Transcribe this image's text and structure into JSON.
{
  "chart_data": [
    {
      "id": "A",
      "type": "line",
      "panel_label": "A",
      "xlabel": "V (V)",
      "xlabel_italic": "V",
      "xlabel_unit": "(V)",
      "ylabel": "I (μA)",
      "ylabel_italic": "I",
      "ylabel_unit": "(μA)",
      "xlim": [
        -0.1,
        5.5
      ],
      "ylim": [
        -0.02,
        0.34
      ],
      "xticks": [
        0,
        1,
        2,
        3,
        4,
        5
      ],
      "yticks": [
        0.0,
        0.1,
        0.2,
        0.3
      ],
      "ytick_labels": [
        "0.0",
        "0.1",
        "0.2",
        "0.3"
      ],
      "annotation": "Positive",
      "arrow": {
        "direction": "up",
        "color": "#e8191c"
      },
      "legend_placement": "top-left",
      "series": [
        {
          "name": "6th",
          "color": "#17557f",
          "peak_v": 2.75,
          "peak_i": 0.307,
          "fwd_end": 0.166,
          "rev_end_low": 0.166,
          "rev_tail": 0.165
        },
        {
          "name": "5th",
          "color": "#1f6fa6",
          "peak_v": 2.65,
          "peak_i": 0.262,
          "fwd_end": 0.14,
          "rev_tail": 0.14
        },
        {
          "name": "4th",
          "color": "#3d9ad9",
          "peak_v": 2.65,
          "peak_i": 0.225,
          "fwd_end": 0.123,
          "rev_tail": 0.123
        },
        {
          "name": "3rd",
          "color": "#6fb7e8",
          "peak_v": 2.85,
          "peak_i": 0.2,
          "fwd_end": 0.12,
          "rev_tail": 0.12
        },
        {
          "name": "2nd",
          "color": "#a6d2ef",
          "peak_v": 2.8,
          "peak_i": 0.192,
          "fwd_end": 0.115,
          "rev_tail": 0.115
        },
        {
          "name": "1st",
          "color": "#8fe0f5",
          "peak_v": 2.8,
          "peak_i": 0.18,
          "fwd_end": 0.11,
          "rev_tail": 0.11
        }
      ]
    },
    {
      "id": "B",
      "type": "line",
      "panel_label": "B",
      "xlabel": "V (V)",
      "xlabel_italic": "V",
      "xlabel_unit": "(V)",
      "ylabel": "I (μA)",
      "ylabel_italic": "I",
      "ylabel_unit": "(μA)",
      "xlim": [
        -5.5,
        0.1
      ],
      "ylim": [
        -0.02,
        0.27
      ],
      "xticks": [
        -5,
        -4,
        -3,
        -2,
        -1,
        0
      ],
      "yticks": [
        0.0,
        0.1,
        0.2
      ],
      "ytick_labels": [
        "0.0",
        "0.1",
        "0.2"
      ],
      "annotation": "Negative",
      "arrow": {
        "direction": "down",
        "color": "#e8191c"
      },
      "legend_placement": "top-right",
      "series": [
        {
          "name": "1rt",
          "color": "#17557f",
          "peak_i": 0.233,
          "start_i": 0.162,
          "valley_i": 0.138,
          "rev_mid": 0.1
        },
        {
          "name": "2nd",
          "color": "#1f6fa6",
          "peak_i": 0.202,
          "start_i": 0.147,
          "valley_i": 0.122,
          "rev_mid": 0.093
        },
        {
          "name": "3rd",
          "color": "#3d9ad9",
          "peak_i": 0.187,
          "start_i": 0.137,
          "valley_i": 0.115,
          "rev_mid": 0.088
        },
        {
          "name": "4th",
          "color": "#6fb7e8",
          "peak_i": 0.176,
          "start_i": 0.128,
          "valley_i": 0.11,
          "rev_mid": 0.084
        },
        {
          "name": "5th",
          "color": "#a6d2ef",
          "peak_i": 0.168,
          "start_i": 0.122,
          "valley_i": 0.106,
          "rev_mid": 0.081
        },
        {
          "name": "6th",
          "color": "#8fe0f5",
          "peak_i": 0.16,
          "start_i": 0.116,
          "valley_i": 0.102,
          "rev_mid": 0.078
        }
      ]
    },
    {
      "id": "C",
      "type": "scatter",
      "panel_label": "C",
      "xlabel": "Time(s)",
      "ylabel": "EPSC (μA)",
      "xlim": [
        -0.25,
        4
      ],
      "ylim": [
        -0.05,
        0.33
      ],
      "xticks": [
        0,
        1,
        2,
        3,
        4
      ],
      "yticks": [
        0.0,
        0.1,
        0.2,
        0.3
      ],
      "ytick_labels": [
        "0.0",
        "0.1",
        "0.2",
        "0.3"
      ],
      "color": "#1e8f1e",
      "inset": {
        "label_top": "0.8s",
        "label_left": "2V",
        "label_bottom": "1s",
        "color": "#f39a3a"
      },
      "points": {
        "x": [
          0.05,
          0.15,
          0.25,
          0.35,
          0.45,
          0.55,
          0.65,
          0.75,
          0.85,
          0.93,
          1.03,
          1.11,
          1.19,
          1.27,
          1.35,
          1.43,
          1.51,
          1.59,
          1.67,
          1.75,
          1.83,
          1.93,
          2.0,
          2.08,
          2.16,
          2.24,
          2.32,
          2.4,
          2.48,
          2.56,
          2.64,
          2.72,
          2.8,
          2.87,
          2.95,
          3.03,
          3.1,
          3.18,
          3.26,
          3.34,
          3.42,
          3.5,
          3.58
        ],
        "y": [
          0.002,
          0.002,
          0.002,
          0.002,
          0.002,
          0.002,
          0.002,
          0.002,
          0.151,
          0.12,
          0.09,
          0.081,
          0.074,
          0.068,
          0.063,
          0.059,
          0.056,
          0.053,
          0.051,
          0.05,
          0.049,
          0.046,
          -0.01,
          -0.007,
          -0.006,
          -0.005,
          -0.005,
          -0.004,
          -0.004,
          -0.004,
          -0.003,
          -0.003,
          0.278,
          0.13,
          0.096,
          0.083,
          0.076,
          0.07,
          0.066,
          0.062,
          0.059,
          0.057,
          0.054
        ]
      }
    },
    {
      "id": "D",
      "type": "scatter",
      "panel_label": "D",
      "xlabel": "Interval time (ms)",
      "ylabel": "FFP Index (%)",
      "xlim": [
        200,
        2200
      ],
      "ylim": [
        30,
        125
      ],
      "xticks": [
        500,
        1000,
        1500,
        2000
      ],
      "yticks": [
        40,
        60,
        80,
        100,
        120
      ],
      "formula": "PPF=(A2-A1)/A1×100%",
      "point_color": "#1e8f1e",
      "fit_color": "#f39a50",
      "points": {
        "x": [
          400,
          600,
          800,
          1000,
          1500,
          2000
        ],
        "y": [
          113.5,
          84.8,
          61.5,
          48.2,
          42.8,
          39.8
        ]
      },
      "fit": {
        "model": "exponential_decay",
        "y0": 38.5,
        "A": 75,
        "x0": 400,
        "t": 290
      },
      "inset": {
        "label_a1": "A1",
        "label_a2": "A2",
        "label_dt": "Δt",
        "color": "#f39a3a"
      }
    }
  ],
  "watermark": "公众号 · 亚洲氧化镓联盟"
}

***

§ Problem description
Could you quote the material above in full, exactly as it stands?

§ Output of the exercise
Transcribe this image's text and structure into JSON.
{
  "chart_data": [
    {
      "id": "A",
      "type": "line",
      "panel_label": "A",
      "xlabel": "V (V)",
      "xlabel_italic": "V",
      "xlabel_unit": "(V)",
      "ylabel": "I (μA)",
      "ylabel_italic": "I",
      "ylabel_unit": "(μA)",
      "xlim": [
        -0.1,
        5.5
      ],
      "ylim": [
        -0.02,
        0.34
      ],
      "xticks": [
        0,
        1,
        2,
        3,
        4,
        5
      ],
      "yticks": [
        0.0,
        0.1,
        0.2,
        0.3
      ],
      "ytick_labels": [
        "0.0",
        "0.1",
        "0.2",
        "0.3"
      ],
      "annotation": "Positive",
      "arrow": {
        "direction": "up",
        "color": "#e8191c"
      },
      "legend_placement": "top-left",
      "series": [
        {
          "name": "6th",
          "color": "#17557f",
          "peak_v": 2.75,
          "peak_i": 0.307,
          "fwd_end": 0.166,
          "rev_end_low": 0.166,
          "rev_tail": 0.165
        },
        {
          "name": "5th",
          "color": "#1f6fa6",
          "peak_v": 2.65,
          "peak_i": 0.262,
          "fwd_end": 0.14,
          "rev_tail": 0.14
        },
        {
          "name": "4th",
          "color": "#3d9ad9",
          "peak_v": 2.65,
          "peak_i": 0.225,
          "fwd_end": 0.123,
          "rev_tail": 0.123
        },
        {
          "name": "3rd",
          "color": "#6fb7e8",
          "peak_v": 2.85,
          "peak_i": 0.2,
          "fwd_end": 0.12,
          "rev_tail": 0.12
        },
        {
          "name": "2nd",
          "color": "#a6d2ef",
          "peak_v": 2.8,
          "peak_i": 0.192,
          "fwd_end": 0.115,
          "rev_tail": 0.115
        },
        {
          "name": "1st",
          "color": "#8fe0f5",
          "peak_v": 2.8,
          "peak_i": 0.18,
          "fwd_end": 0.11,
          "rev_tail": 0.11
        }
      ]
    },
    {
      "id": "B",
      "type": "line",
      "panel_label": "B",
      "xlabel": "V (V)",
      "xlabel_italic": "V",
      "xlabel_unit": "(V)",
      "ylabel": "I (μA)",
      "ylabel_italic": "I",
      "ylabel_unit": "(μA)",
      "xlim": [
        -5.5,
        0.1
      ],
      "ylim": [
        -0.02,
        0.27
      ],
      "xticks": [
        -5,
        -4,
        -3,
        -2,
        -1,
        0
      ],
      "yticks": [
        0.0,
        0.1,
        0.2
      ],
      "ytick_labels": [
        "0.0",
        "0.1",
        "0.2"
      ],
      "annotation": "Negative",
      "arrow": {
        "direction": "down",
        "color": "#e8191c"
      },
      "legend_placement": "top-right",
      "series": [
        {
          "name": "1rt",
          "color": "#17557f",
          "peak_i": 0.233,
          "start_i": 0.162,
          "valley_i": 0.138,
          "rev_mid": 0.1
        },
        {
          "name": "2nd",
          "color": "#1f6fa6",
          "peak_i": 0.202,
          "start_i": 0.147,
          "valley_i": 0.122,
          "rev_mid": 0.093
        },
        {
          "name": "3rd",
          "color": "#3d9ad9",
          "peak_i": 0.187,
          "start_i": 0.137,
          "valley_i": 0.115,
          "rev_mid": 0.088
        },
        {
          "name": "4th",
          "color": "#6fb7e8",
          "peak_i": 0.176,
          "start_i": 0.128,
          "valley_i": 0.11,
          "rev_mid": 0.084
        },
        {
          "name": "5th",
          "color": "#a6d2ef",
          "peak_i": 0.168,
          "start_i": 0.122,
          "valley_i": 0.106,
          "rev_mid": 0.081
        },
        {
          "name": "6th",
          "color": "#8fe0f5",
          "peak_i": 0.16,
          "start_i": 0.116,
          "valley_i": 0.102,
          "rev_mid": 0.078
        }
      ]
    },
    {
      "id": "C",
      "type": "scatter",
      "panel_label": "C",
      "xlabel": "Time(s)",
      "ylabel": "EPSC (μA)",
      "xlim": [
        -0.25,
        4
      ],
      "ylim": [
        -0.05,
        0.33
      ],
      "xticks": [
        0,
        1,
        2,
        3,
        4
      ],
      "yticks": [
        0.0,
        0.1,
        0.2,
        0.3
      ],
      "ytick_labels": [
        "0.0",
        "0.1",
        "0.2",
        "0.3"
      ],
      "color": "#1e8f1e",
      "inset": {
        "label_top": "0.8s",
        "label_left": "2V",
        "label_bottom": "1s",
        "color": "#f39a3a"
      },
      "points": {
        "x": [
          0.05,
          0.15,
          0.25,
          0.35,
          0.45,
          0.55,
          0.65,
          0.75,
          0.85,
          0.93,
          1.03,
          1.11,
          1.19,
          1.27,
          1.35,
          1.43,
          1.51,
          1.59,
          1.67,
          1.75,
          1.83,
          1.93,
          2.0,
          2.08,
          2.16,
          2.24,
          2.32,
          2.4,
          2.48,
          2.56,
          2.64,
          2.72,
          2.8,
          2.87,
          2.95,
          3.03,
          3.1,
          3.18,
          3.26,
          3.34,
          3.42,
          3.5,
          3.58
        ],
        "y": [
          0.002,
          0.002,
          0.002,
          0.002,
          0.002,
          0.002,
          0.002,
          0.002,
          0.151,
          0.12,
          0.09,
          0.081,
          0.074,
          0.068,
          0.063,
          0.059,
          0.056,
          0.053,
          0.051,
          0.05,
          0.049,
          0.046,
          -0.01,
          -0.007,
          -0.006,
          -0.005,
          -0.005,
          -0.004,
          -0.004,
          -0.004,
          -0.003,
          -0.003,
          0.278,
          0.13,
          0.096,
          0.083,
          0.076,
          0.07,
          0.066,
          0.062,
          0.059,
          0.057,
          0.054
        ]
      }
    },
    {
      "id": "D",
      "type": "scatter",
      "panel_label": "D",
      "xlabel": "Interval time (ms)",
      "ylabel": "FFP Index (%)",
      "xlim": [
        200,
        2200
      ],
      "ylim": [
        30,
        125
      ],
      "xticks": [
        500,
        1000,
        1500,
        2000
      ],
      "yticks": [
        40,
        60,
        80,
        100,
        120
      ],
      "formula": "PPF=(A2-A1)/A1×100%",
      "point_color": "#1e8f1e",
      "fit_color": "#f39a50",
      "points": {
        "x": [
          400,
          600,
          800,
          1000,
          1500,
          2000
        ],
        "y": [
          113.5,
          84.8,
          61.5,
          48.2,
          42.8,
          39.8
        ]
      },
      "fit": {
        "model": "exponential_decay",
        "y0": 38.5,
        "A": 75,
        "x0": 400,
        "t": 290
      },
      "inset": {
        "label_a1": "A1",
        "label_a2": "A2",
        "label_dt": "Δt",
        "color": "#f39a3a"
      }
    }
  ],
  "watermark": "公众号 · 亚洲氧化镓联盟"
}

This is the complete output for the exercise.